(Task)
Copy every line of the following data that includes the string "Increase".
▼
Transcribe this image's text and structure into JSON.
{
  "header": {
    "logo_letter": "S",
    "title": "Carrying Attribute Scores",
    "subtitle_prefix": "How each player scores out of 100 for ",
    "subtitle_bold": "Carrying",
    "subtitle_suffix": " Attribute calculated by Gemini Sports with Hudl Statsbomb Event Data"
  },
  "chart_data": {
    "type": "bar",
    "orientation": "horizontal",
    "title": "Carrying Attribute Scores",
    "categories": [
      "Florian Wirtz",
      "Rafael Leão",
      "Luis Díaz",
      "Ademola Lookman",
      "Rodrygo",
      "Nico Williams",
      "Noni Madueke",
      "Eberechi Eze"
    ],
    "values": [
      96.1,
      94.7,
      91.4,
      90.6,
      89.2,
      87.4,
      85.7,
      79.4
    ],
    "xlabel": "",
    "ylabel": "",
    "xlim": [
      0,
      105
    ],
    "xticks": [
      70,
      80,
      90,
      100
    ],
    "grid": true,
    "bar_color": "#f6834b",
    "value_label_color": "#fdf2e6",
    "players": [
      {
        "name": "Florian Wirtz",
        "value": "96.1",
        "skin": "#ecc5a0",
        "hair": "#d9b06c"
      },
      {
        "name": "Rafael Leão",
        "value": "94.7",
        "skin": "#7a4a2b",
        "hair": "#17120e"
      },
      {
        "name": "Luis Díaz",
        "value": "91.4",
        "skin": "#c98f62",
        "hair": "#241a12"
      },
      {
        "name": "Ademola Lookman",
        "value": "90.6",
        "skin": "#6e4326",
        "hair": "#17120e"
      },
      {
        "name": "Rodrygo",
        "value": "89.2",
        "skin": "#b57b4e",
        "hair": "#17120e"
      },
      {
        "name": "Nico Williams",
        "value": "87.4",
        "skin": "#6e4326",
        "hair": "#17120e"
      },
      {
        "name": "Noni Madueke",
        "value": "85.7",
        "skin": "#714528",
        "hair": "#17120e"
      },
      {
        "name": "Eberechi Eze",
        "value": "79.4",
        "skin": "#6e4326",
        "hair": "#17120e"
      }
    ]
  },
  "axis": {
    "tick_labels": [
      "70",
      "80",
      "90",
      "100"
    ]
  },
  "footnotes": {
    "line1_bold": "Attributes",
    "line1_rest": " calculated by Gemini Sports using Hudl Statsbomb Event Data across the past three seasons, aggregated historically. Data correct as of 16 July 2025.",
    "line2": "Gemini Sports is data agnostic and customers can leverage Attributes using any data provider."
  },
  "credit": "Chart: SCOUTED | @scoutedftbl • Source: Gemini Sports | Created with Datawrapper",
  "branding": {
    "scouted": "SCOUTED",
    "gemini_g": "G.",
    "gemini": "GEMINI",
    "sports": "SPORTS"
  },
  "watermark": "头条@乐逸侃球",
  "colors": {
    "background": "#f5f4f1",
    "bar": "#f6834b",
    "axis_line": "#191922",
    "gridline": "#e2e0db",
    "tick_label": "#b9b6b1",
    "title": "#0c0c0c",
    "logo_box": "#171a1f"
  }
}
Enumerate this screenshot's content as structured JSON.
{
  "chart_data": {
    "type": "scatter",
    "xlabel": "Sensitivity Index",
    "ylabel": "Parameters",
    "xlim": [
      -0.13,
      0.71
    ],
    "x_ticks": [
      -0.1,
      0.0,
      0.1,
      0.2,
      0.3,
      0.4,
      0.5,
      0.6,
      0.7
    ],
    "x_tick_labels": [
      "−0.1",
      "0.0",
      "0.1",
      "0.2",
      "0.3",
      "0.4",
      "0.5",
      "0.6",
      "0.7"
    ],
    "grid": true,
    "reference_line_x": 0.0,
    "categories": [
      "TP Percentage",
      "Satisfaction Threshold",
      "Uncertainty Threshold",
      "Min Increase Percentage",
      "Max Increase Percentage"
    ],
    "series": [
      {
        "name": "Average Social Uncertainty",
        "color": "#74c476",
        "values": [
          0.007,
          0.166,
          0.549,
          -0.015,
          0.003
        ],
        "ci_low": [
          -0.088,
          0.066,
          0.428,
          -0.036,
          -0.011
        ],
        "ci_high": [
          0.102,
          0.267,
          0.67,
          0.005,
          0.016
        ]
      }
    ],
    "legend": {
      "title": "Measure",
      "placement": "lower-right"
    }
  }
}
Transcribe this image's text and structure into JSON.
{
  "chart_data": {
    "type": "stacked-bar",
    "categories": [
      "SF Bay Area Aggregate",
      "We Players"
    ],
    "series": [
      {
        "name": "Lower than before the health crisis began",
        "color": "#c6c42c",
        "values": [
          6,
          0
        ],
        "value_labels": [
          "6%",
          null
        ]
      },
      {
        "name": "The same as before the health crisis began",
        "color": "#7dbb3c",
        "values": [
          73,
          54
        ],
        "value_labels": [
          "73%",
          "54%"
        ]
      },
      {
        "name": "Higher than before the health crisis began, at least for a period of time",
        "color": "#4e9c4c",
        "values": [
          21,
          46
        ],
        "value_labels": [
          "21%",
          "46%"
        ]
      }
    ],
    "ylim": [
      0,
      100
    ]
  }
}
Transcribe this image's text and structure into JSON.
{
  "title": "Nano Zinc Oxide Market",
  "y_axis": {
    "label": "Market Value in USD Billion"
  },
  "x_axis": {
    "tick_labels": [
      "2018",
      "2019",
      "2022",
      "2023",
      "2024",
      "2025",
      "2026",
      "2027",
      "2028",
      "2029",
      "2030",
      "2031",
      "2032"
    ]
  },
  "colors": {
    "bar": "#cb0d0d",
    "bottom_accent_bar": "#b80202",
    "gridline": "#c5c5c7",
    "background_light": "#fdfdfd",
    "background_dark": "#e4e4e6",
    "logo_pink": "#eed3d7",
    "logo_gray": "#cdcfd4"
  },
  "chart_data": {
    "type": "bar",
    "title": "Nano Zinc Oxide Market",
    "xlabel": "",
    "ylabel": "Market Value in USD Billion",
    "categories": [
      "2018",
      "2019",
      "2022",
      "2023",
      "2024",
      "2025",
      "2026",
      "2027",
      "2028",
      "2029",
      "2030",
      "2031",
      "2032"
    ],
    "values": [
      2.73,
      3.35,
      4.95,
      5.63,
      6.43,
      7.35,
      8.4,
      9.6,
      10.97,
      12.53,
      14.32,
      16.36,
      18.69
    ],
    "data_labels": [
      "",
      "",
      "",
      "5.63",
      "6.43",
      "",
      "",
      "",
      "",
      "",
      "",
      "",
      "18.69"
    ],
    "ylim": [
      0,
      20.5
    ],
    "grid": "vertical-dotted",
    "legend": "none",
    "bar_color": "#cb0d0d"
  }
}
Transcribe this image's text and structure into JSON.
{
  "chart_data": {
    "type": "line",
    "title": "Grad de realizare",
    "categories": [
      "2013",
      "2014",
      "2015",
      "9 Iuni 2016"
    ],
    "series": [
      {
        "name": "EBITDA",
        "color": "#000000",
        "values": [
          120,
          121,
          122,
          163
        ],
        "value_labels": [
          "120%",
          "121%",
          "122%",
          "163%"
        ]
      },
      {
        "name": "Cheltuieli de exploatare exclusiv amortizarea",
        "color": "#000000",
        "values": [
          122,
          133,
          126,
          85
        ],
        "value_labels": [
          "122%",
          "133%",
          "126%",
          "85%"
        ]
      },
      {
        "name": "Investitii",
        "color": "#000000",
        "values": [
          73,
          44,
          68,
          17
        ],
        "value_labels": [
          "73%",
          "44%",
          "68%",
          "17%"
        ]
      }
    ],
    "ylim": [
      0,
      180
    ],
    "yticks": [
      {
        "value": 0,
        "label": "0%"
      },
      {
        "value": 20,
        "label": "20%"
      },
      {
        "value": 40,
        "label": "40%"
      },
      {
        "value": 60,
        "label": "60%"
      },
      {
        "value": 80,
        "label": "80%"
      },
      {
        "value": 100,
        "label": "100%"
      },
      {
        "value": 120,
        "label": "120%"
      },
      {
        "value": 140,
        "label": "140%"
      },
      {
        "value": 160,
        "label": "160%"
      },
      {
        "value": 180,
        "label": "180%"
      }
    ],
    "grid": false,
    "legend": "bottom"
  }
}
▲
(Solution to this task)
      "Min Increase Percentage",
      "Max Increase Percentage"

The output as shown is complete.